■ **Exercise instructions**: Copy every line with the string "ylabel" in it.

■ **Dataset**:

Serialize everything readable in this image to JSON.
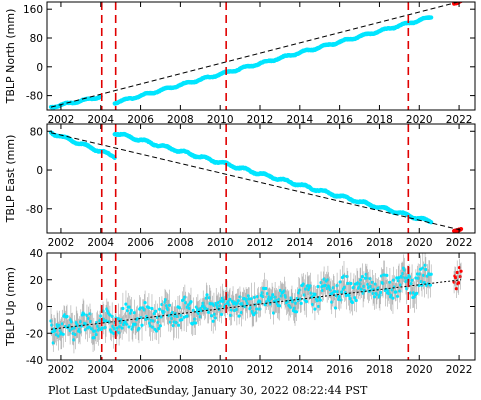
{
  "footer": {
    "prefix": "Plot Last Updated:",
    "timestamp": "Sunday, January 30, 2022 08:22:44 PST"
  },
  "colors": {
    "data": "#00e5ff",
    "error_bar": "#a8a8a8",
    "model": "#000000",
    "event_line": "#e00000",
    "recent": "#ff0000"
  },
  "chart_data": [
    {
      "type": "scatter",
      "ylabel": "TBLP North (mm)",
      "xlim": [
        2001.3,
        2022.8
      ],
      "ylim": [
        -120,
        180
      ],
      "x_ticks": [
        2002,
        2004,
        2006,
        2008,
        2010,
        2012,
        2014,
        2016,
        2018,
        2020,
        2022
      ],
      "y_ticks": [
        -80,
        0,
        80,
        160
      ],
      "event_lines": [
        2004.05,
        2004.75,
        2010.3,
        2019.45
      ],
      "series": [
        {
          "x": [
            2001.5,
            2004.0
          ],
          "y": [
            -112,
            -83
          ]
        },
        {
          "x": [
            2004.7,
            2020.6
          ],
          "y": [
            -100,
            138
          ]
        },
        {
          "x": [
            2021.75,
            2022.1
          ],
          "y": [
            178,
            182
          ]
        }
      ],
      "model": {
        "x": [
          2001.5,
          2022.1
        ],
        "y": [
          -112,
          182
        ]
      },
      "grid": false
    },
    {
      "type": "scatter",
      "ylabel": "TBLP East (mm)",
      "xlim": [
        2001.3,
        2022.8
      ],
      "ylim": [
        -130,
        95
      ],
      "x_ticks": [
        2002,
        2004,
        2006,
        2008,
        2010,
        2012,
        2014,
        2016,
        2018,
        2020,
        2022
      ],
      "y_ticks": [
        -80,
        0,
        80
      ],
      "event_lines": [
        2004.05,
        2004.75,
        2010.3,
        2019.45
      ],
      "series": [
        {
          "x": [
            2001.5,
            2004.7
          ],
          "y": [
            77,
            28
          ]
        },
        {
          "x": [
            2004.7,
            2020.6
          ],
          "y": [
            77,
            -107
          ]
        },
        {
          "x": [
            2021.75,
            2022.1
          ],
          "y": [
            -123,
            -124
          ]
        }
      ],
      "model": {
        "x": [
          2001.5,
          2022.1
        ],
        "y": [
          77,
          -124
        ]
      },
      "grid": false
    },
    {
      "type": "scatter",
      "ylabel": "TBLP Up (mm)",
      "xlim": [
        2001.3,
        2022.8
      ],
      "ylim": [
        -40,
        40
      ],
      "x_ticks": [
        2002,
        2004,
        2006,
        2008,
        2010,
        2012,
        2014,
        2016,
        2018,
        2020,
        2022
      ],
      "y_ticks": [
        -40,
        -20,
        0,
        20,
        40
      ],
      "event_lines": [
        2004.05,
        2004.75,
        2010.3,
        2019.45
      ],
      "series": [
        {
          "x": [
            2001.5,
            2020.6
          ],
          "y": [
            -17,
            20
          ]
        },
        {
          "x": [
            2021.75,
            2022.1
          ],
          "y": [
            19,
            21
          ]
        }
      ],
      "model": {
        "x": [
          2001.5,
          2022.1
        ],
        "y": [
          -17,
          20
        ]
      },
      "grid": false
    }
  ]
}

---

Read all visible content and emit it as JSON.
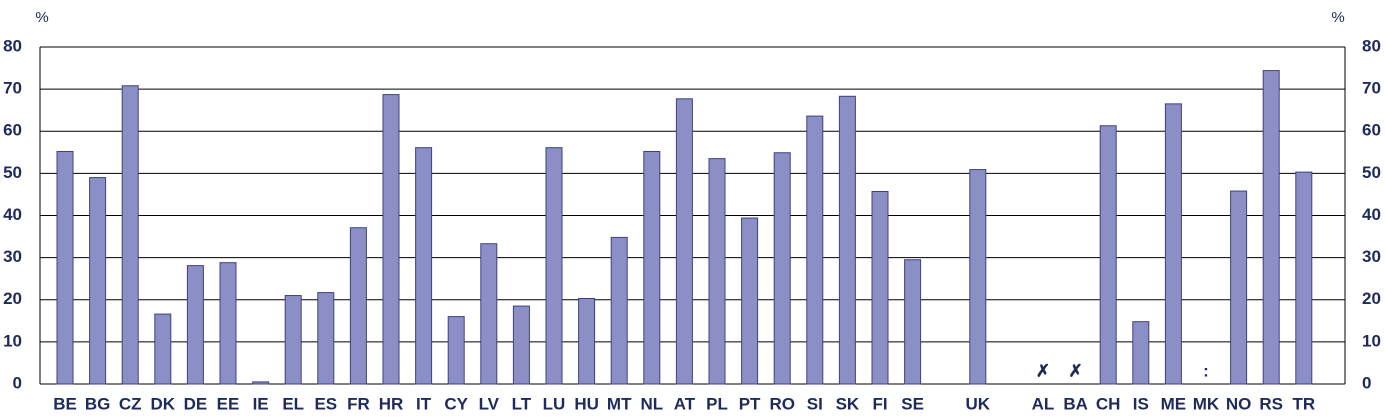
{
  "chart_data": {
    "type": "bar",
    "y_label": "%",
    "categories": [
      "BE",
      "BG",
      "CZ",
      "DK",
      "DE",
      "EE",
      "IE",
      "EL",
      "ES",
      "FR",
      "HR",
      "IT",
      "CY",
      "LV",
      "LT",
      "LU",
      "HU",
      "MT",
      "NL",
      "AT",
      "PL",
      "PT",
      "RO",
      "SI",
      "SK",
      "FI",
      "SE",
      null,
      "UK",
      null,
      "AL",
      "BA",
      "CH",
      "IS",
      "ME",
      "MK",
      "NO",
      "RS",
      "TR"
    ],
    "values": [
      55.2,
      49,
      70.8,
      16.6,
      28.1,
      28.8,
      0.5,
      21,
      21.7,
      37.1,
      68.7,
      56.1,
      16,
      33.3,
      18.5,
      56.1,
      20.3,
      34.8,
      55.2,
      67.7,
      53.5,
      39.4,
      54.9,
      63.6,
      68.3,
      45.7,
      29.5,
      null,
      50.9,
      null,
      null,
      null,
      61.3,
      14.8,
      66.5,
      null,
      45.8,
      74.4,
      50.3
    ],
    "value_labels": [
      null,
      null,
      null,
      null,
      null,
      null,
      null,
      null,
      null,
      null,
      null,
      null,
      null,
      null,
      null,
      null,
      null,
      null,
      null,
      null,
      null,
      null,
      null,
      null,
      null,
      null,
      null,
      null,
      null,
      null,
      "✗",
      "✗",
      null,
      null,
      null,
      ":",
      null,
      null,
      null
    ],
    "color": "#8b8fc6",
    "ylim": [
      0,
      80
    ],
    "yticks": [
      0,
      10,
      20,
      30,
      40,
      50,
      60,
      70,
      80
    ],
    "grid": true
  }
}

--

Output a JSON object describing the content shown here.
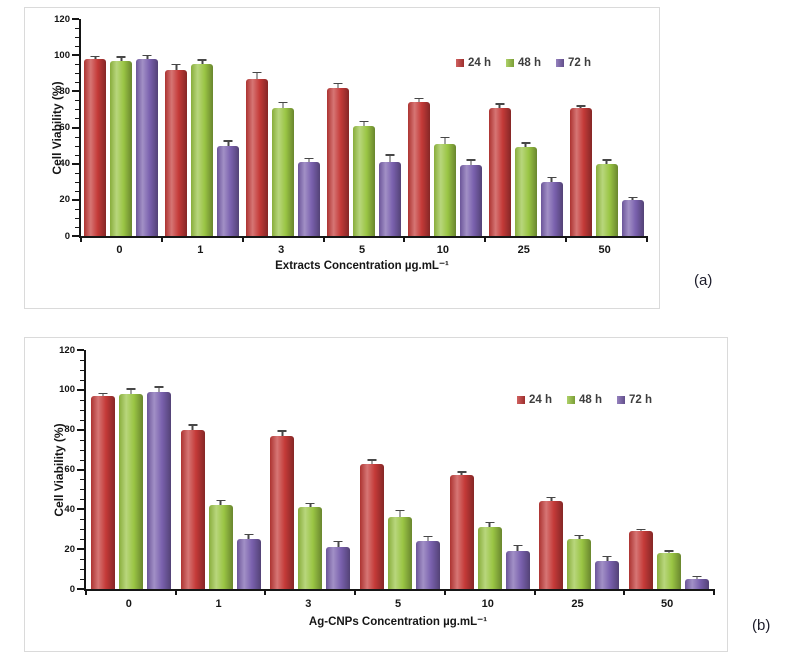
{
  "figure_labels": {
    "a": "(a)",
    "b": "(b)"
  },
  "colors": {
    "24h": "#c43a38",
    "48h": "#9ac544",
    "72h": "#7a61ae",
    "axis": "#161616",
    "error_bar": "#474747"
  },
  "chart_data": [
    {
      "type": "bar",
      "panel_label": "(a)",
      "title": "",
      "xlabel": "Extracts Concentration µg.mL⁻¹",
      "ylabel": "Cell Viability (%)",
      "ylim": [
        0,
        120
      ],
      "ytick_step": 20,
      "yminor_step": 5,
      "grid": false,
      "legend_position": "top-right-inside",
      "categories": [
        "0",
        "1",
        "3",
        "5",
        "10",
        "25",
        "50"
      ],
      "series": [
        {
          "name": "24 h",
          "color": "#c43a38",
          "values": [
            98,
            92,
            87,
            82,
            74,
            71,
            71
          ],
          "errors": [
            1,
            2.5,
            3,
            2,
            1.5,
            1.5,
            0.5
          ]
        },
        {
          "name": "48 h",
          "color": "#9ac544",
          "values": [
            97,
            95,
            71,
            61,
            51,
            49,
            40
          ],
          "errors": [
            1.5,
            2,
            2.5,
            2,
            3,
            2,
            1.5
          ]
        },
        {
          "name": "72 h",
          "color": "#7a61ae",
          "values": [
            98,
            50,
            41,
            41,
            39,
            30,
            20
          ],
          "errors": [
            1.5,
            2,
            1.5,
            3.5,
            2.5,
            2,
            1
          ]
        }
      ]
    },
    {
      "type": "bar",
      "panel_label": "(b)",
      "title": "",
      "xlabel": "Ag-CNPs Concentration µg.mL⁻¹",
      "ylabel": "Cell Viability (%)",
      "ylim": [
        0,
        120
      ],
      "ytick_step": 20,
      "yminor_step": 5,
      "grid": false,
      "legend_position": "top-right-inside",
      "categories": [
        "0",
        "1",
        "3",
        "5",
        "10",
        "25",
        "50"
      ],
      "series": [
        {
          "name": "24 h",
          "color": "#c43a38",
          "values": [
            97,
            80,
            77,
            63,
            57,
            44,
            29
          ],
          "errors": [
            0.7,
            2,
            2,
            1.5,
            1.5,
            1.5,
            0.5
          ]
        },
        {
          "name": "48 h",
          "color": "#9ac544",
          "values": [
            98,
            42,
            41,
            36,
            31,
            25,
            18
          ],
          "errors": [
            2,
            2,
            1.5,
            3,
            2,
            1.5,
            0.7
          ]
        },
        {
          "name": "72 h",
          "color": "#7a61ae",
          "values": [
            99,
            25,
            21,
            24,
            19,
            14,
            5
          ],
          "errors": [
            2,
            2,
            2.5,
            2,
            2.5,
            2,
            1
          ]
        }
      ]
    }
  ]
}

■ **Solution to the exercise**:
      "ylabel": "TBLP North (mm)",
      "ylabel": "TBLP East (mm)",
      "ylabel": "TBLP Up (mm)",
      "ylabel": "Cell Viability (%)",
      "ylabel": "Cell Viability (%)",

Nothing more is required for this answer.